*The problem*
Output the full material exactly as it appears here.

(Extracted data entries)
════════════════════

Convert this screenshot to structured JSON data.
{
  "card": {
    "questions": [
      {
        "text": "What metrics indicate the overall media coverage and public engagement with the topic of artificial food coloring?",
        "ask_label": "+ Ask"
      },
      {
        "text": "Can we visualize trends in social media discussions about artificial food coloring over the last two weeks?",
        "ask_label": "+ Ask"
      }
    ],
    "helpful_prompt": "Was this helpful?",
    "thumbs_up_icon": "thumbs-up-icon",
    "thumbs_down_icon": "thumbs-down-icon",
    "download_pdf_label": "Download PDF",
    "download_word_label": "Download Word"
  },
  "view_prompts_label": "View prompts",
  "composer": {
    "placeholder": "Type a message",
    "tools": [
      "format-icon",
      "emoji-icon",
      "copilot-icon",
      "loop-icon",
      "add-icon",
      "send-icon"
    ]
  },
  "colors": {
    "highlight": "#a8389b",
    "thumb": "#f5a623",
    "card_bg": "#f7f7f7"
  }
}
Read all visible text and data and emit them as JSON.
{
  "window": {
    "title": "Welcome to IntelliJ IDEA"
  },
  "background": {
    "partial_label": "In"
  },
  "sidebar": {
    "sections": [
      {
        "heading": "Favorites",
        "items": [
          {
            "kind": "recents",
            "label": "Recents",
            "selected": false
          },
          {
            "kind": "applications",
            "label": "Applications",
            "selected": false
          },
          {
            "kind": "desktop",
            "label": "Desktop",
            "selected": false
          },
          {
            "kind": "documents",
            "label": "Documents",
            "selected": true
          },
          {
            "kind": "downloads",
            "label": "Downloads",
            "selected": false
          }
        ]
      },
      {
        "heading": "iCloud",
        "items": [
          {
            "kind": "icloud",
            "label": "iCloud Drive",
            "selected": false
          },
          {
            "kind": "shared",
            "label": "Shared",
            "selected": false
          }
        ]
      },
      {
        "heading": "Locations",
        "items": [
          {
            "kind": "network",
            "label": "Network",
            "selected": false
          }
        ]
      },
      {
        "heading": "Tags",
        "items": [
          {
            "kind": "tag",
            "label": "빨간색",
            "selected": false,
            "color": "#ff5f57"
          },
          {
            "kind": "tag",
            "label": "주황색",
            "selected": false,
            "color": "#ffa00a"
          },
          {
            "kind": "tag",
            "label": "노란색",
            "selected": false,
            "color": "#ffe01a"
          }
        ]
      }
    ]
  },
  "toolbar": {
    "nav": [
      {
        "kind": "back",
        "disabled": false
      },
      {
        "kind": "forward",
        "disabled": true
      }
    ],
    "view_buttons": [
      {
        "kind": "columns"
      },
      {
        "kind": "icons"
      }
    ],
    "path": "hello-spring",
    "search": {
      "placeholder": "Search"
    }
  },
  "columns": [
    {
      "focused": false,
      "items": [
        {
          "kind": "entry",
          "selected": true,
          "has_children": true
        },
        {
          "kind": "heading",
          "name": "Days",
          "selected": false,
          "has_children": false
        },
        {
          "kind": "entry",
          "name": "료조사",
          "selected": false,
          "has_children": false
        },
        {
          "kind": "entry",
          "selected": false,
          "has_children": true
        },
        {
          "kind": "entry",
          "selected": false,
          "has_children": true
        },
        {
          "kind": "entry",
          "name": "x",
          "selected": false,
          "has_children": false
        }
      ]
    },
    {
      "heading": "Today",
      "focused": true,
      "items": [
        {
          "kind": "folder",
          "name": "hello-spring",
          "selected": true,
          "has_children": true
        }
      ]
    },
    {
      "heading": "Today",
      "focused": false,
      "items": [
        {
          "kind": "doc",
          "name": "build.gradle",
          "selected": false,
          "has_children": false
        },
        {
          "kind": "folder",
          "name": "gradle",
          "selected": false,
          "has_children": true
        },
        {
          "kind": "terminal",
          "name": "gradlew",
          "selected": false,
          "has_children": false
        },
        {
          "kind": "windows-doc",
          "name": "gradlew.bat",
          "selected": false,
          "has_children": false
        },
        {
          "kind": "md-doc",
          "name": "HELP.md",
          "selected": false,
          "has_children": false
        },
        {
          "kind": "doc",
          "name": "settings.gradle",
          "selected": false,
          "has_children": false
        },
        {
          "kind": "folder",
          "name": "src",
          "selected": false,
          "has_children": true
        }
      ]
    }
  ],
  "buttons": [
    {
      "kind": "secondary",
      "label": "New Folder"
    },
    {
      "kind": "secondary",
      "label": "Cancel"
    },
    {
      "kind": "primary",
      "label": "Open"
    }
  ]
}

════════════════════

*Completed task*
Convert this screenshot to structured JSON data.
{
  "card": {
    "questions": [
      {
        "text": "What metrics indicate the overall media coverage and public engagement with the topic of artificial food coloring?",
        "ask_label": "+ Ask"
      },
      {
        "text": "Can we visualize trends in social media discussions about artificial food coloring over the last two weeks?",
        "ask_label": "+ Ask"
      }
    ],
    "helpful_prompt": "Was this helpful?",
    "thumbs_up_icon": "thumbs-up-icon",
    "thumbs_down_icon": "thumbs-down-icon",
    "download_pdf_label": "Download PDF",
    "download_word_label": "Download Word"
  },
  "view_prompts_label": "View prompts",
  "composer": {
    "placeholder": "Type a message",
    "tools": [
      "format-icon",
      "emoji-icon",
      "copilot-icon",
      "loop-icon",
      "add-icon",
      "send-icon"
    ]
  },
  "colors": {
    "highlight": "#a8389b",
    "thumb": "#f5a623",
    "card_bg": "#f7f7f7"
  }
}
Read all visible text and data and emit them as JSON.
{
  "window": {
    "title": "Welcome to IntelliJ IDEA"
  },
  "background": {
    "partial_label": "In"
  },
  "sidebar": {
    "sections": [
      {
        "heading": "Favorites",
        "items": [
          {
            "kind": "recents",
            "label": "Recents",
            "selected": false
          },
          {
            "kind": "applications",
            "label": "Applications",
            "selected": false
          },
          {
            "kind": "desktop",
            "label": "Desktop",
            "selected": false
          },
          {
            "kind": "documents",
            "label": "Documents",
            "selected": true
          },
          {
            "kind": "downloads",
            "label": "Downloads",
            "selected": false
          }
        ]
      },
      {
        "heading": "iCloud",
        "items": [
          {
            "kind": "icloud",
            "label": "iCloud Drive",
            "selected": false
          },
          {
            "kind": "shared",
            "label": "Shared",
            "selected": false
          }
        ]
      },
      {
        "heading": "Locations",
        "items": [
          {
            "kind": "network",
            "label": "Network",
            "selected": false
          }
        ]
      },
      {
        "heading": "Tags",
        "items": [
          {
            "kind": "tag",
            "label": "빨간색",
            "selected": false,
            "color": "#ff5f57"
          },
          {
            "kind": "tag",
            "label": "주황색",
            "selected": false,
            "color": "#ffa00a"
          },
          {
            "kind": "tag",
            "label": "노란색",
            "selected": false,
            "color": "#ffe01a"
          }
        ]
      }
    ]
  },
  "toolbar": {
    "nav": [
      {
        "kind": "back",
        "disabled": false
      },
      {
        "kind": "forward",
        "disabled": true
      }
    ],
    "view_buttons": [
      {
        "kind": "columns"
      },
      {
        "kind": "icons"
      }
    ],
    "path": "hello-spring",
    "search": {
      "placeholder": "Search"
    }
  },
  "columns": [
    {
      "focused": false,
      "items": [
        {
          "kind": "entry",
          "selected": true,
          "has_children": true
        },
        {
          "kind": "heading",
          "name": "Days",
          "selected": false,
          "has_children": false
        },
        {
          "kind": "entry",
          "name": "료조사",
          "selected": false,
          "has_children": false
        },
        {
          "kind": "entry",
          "selected": false,
          "has_children": true
        },
        {
          "kind": "entry",
          "selected": false,
          "has_children": true
        },
        {
          "kind": "entry",
          "name": "x",
          "selected": false,
          "has_children": false
        }
      ]
    },
    {
      "heading": "Today",
      "focused": true,
      "items": [
        {
          "kind": "folder",
          "name": "hello-spring",
          "selected": true,
          "has_children": true
        }
      ]
    },
    {
      "heading": "Today",
      "focused": false,
      "items": [
        {
          "kind": "doc",
          "name": "build.gradle",
          "selected": false,
          "has_children": false
        },
        {
          "kind": "folder",
          "name": "gradle",
          "selected": false,
          "has_children": true
        },
        {
          "kind": "terminal",
          "name": "gradlew",
          "selected": false,
          "has_children": false
        },
        {
          "kind": "windows-doc",
          "name": "gradlew.bat",
          "selected": false,
          "has_children": false
        },
        {
          "kind": "md-doc",
          "name": "HELP.md",
          "selected": false,
          "has_children": false
        },
        {
          "kind": "doc",
          "name": "settings.gradle",
          "selected": false,
          "has_children": false
        },
        {
          "kind": "folder",
          "name": "src",
          "selected": false,
          "has_children": true
        }
      ]
    }
  ],
  "buttons": [
    {
      "kind": "secondary",
      "label": "New Folder"
    },
    {
      "kind": "secondary",
      "label": "Cancel"
    },
    {
      "kind": "primary",
      "label": "Open"
    }
  ]
}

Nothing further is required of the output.